My case for cask beer:
“I’ve heard cask beer is just warm, flat beer”
“I don’t like cask beer because it’s warm and flat”
I hear this all the time when I talk to people about cask beer, and as a proudly Northern Brit it fills my heart with sadness and anger every time.
Let me say this loudly and clearly up front: cask beer should neither be warm nor flat – it’s all relative!
No, it’s not as cold as a keg beer, nor is it as carbonated, but there’s definitely a big difference between good cask beer and warm and flat cask beer.
In a land of ice-cold, highly carbonated craft beer, anything outside of that may seem like an alien concept, but there are plenty of other weird and wonderful beer types out there that, while straying from the classic IPA and lager, have managed to make a name for themselves and endear themselves to the North American palate.
So why is cask ale the black sheep of the beer family? What happened to it to deserve its poor reputation?
Goldilocks’ more difficult sister.
One of the main problems with cask beer is that it is a fickle beast and requires a lot of expertise for all the elements to come together into a glorious pint of beer. Aside from the actual brewing of the beer, cellaring (which is a profession of its own in the UK), pouring and tasting all have to be done with experience and confidence.
Breweries have to store the cask in their cellar (which is, traditionally, an actual stone cellar that naturally maintains the right temperature for cask beers) for 7-10 days to let the beer undergo its secondary fermentation process, and tap it at the perfect time. When tapped, the beer then lasts only for a few days (hence the typically small size of the casks compared to kegs). On top of that, generally the first couple of pints are not the best. Anecdotally, from my years as a rural village bartender, the second third of the beer is the absolute peak – I’ve even had customers ask me to check how much is in the cask so they can decide if they want it or not! The last quarter isn’t even worth thinking about. And lastly, the pour’s got to be right! Coming from the North of England and a firm believer of having a 1cm, thick and silky head on the beer, I’ve had customers wait for the ‘newbie’ bartender to be distracted then catch the eye of their regular beer-puller so they know they’re going to get a decent pint.

OBJECTIVES:
1) In the cask beer piece, rewrite the passage from "No, it’s not" to "more difficult sister.", swapping "black sheep" for "odd one out".
2) According to the cask beer piece, how many days do breweries keep the cask in their cellar for secondary fermentation?
3) Translate this sentence from the cask beer piece into Spanish: "The last quarter isn’t even worth thinking about."

RAW DATA:

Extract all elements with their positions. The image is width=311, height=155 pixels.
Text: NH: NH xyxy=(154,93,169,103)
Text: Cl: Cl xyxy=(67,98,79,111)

SOLUTIONS BELOW:
1)
No, it’s not as cold as a keg beer, nor is it as carbonated, but there’s definitely a big difference between good cask beer and warm and flat cask beer.
In a land of ice-cold, highly carbonated craft beer, anything outside of that may seem like an alien concept, but there are plenty of other weird and wonderful beer types out there that, while straying from the classic IPA and lager, have managed to make a name for themselves and endear themselves to the North American palate.
So why is cask ale the odd one out of the beer family? What happened to it to deserve its poor reputation?
Goldilocks’ more difficult sister.

2) 7-10 days.

3) Ni siquiera vale la pena pensar en el último cuarto.